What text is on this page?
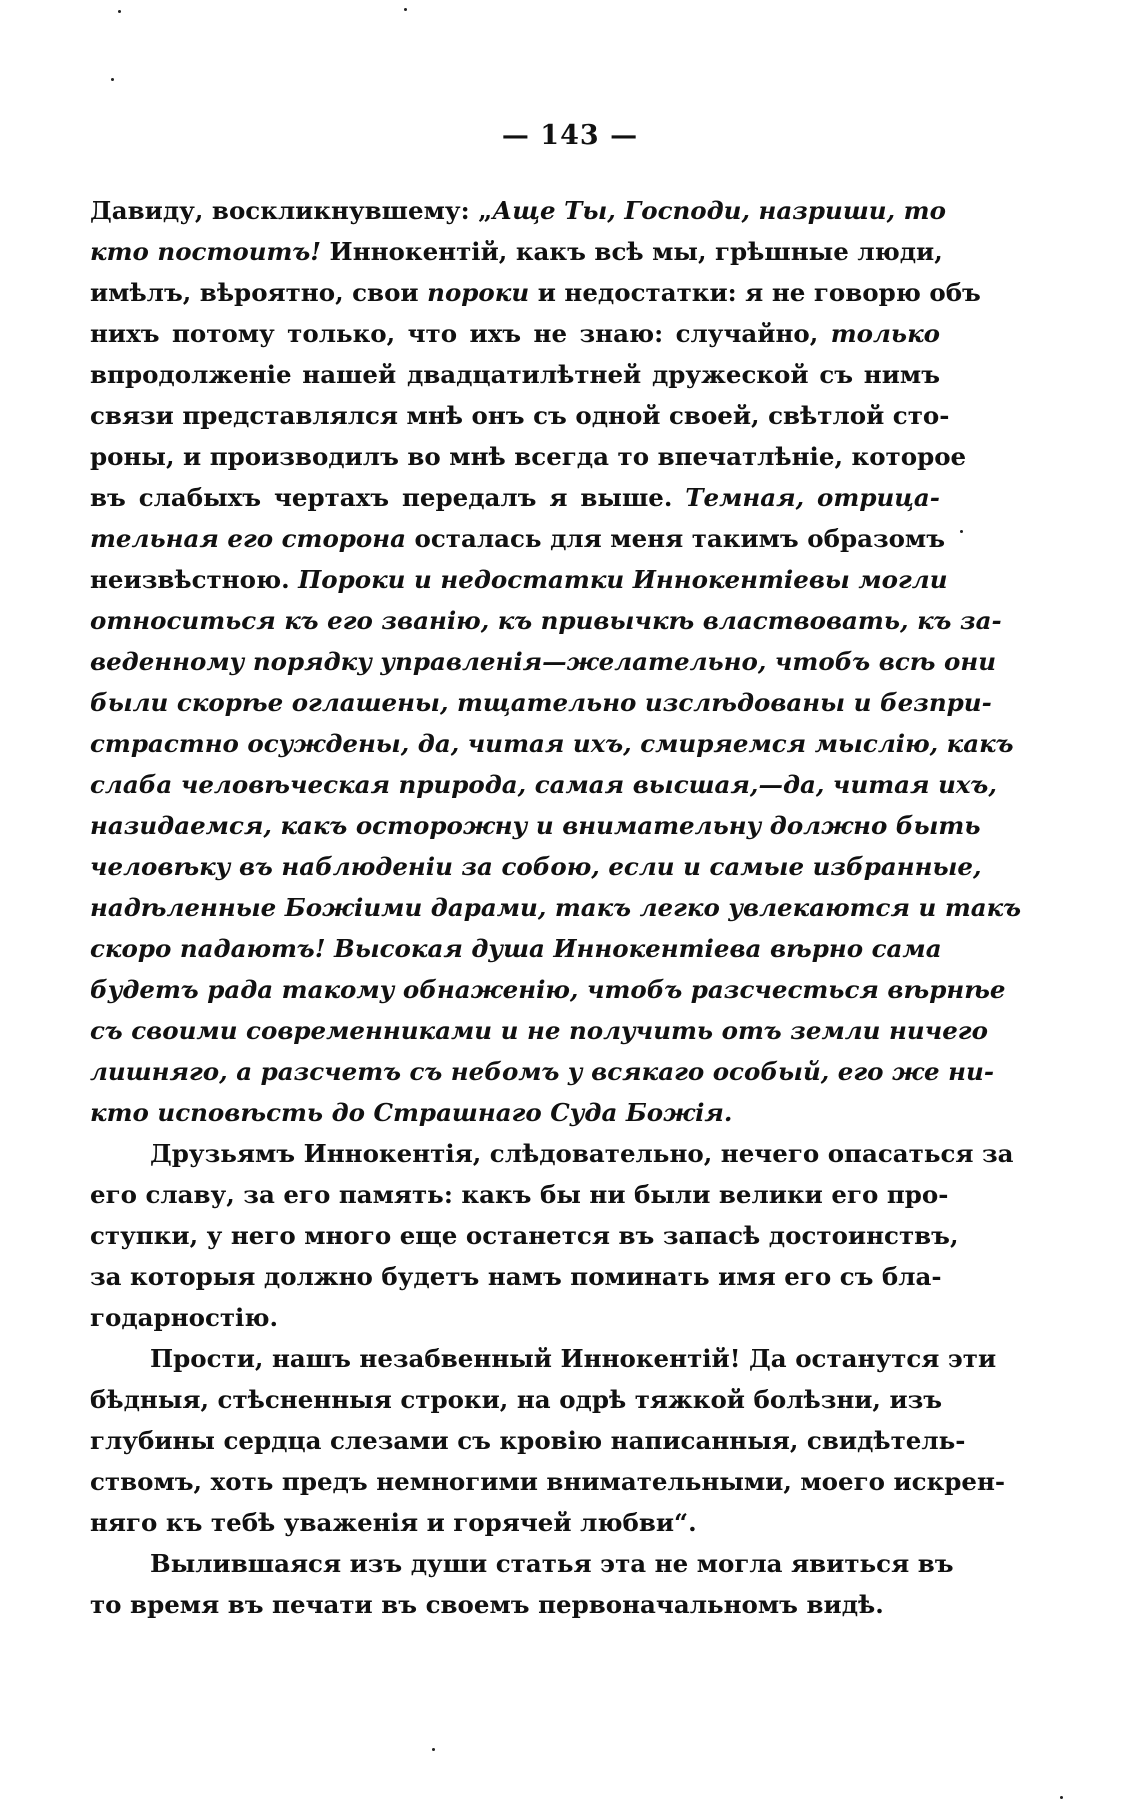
— 143 —
Давиду, воскликнувшему: „Аще Ты, Господи, назриши, то
кто постоитъ! Иннокентій, какъ всѣ мы, грѣшные люди,
имѣлъ, вѣроятно, свои пороки и недостатки: я не говорю объ
нихъ потому только, что ихъ не знаю: случайно, только
впродолженіе нашей двадцатилѣтней дружеской съ нимъ
связи представлялся мнѣ онъ съ одной своей, свѣтлой сто-
роны, и производилъ во мнѣ всегда то впечатлѣніе, которое
въ слабыхъ чертахъ передалъ я выше. Темная, отрица-
тельная его сторона осталась для меня такимъ образомъ
неизвѣстною. Пороки и недостатки Иннокентіевы могли
относиться къ его званію, къ привычкѣ властвовать, къ за-
веденному порядку управленія—желательно, чтобъ всѣ они
были скорѣе оглашены, тщательно изслѣдованы и безпри-
страстно осуждены, да, читая ихъ, смиряемся мыслію, какъ
слаба человѣческая природа, самая высшая,—да, читая ихъ,
назидаемся, какъ осторожну и внимательну должно быть
человѣку въ наблюденіи за собою, если и самые избранные,
надѣленные Божіими дарами, такъ легко увлекаются и такъ
скоро падаютъ! Высокая душа Иннокентіева вѣрно сама
будетъ рада такому обнаженію, чтобъ разсчесться вѣрнѣе
съ своими современниками и не получить отъ земли ничего
лишняго, а разсчетъ съ небомъ у всякаго особый, его же ни-
кто исповѣсть до Страшнаго Суда Божія.
Друзьямъ Иннокентія, слѣдовательно, нечего опасаться за
его славу, за его память: какъ бы ни были велики его про-
ступки, у него много еще останется въ запасѣ достоинствъ,
за которыя должно будетъ намъ поминать имя его съ бла-
годарностію.
Прости, нашъ незабвенный Иннокентій! Да останутся эти
бѣдныя, стѣсненныя строки, на одрѣ тяжкой болѣзни, изъ
глубины сердца слезами съ кровію написанныя, свидѣтель-
ствомъ, хоть предъ немногими внимательными, моего искрен-
няго къ тебѣ уваженія и горячей любви“.
Вылившаяся изъ души статья эта не могла явиться въ
то время въ печати въ своемъ первоначальномъ видѣ.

◇ ◇ ◇ ◇ ◇

▶ _WHAT YOU HAVE TO DO_
Reproduce the whole listing word for word, setting aside any pictures.

▶ _FULL RESPONSE_
What text is on this page?
— 143 —
Давиду, воскликнувшему: „Аще Ты, Господи, назриши, то
кто постоитъ! Иннокентій, какъ всѣ мы, грѣшные люди,
имѣлъ, вѣроятно, свои пороки и недостатки: я не говорю объ
нихъ потому только, что ихъ не знаю: случайно, только
впродолженіе нашей двадцатилѣтней дружеской съ нимъ
связи представлялся мнѣ онъ съ одной своей, свѣтлой сто-
роны, и производилъ во мнѣ всегда то впечатлѣніе, которое
въ слабыхъ чертахъ передалъ я выше. Темная, отрица-
тельная его сторона осталась для меня такимъ образомъ
неизвѣстною. Пороки и недостатки Иннокентіевы могли
относиться къ его званію, къ привычкѣ властвовать, къ за-
веденному порядку управленія—желательно, чтобъ всѣ они
были скорѣе оглашены, тщательно изслѣдованы и безпри-
страстно осуждены, да, читая ихъ, смиряемся мыслію, какъ
слаба человѣческая природа, самая высшая,—да, читая ихъ,
назидаемся, какъ осторожну и внимательну должно быть
человѣку въ наблюденіи за собою, если и самые избранные,
надѣленные Божіими дарами, такъ легко увлекаются и такъ
скоро падаютъ! Высокая душа Иннокентіева вѣрно сама
будетъ рада такому обнаженію, чтобъ разсчесться вѣрнѣе
съ своими современниками и не получить отъ земли ничего
лишняго, а разсчетъ съ небомъ у всякаго особый, его же ни-
кто исповѣсть до Страшнаго Суда Божія.
Друзьямъ Иннокентія, слѣдовательно, нечего опасаться за
его славу, за его память: какъ бы ни были велики его про-
ступки, у него много еще останется въ запасѣ достоинствъ,
за которыя должно будетъ намъ поминать имя его съ бла-
годарностію.
Прости, нашъ незабвенный Иннокентій! Да останутся эти
бѣдныя, стѣсненныя строки, на одрѣ тяжкой болѣзни, изъ
глубины сердца слезами съ кровію написанныя, свидѣтель-
ствомъ, хоть предъ немногими внимательными, моего искрен-
няго къ тебѣ уваженія и горячей любви“.
Вылившаяся изъ души статья эта не могла явиться въ
то время въ печати въ своемъ первоначальномъ видѣ.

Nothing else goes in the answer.